Data for analysis Block Start

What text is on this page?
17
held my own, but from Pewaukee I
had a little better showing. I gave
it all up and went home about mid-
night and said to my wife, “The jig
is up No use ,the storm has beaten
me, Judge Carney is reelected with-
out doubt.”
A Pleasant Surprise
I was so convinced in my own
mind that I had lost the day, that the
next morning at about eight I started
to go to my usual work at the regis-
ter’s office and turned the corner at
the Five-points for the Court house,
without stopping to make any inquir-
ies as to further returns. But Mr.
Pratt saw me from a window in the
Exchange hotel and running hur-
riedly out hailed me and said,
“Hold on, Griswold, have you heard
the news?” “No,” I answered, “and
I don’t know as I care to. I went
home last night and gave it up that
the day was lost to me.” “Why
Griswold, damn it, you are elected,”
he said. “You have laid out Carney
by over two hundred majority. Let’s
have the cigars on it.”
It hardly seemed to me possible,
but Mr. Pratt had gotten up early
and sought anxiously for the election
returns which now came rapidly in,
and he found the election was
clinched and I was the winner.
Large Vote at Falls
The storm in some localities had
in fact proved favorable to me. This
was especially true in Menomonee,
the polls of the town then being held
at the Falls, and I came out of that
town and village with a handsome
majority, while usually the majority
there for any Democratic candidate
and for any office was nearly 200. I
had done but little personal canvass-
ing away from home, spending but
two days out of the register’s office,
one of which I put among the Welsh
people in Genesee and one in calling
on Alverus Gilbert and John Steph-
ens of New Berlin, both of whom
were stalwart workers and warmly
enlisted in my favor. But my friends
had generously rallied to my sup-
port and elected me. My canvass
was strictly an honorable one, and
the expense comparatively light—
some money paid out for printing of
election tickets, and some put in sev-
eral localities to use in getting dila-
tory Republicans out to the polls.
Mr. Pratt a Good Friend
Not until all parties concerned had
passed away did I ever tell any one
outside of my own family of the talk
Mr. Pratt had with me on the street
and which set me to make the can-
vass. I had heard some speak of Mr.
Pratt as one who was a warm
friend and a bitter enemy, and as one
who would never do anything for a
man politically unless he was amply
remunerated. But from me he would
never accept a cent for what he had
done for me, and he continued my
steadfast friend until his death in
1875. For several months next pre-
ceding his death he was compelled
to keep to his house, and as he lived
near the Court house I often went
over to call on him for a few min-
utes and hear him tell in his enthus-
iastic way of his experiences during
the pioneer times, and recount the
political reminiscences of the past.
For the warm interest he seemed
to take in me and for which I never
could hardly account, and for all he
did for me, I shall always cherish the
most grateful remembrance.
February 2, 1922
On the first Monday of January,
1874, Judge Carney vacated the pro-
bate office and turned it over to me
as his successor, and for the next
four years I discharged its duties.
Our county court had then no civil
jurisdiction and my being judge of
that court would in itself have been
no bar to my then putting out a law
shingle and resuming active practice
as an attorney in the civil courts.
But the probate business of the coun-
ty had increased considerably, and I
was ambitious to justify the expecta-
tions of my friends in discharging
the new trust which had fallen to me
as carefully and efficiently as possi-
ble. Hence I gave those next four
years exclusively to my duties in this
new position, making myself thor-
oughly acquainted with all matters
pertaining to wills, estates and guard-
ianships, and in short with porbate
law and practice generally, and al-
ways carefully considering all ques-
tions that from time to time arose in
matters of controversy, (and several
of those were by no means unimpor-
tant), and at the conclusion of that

Data for analysis Block End

Looking at the records above, which lines contain "seemed"? Copy those lines.

It hardly seemed to me possible,
For the warm interest he seemed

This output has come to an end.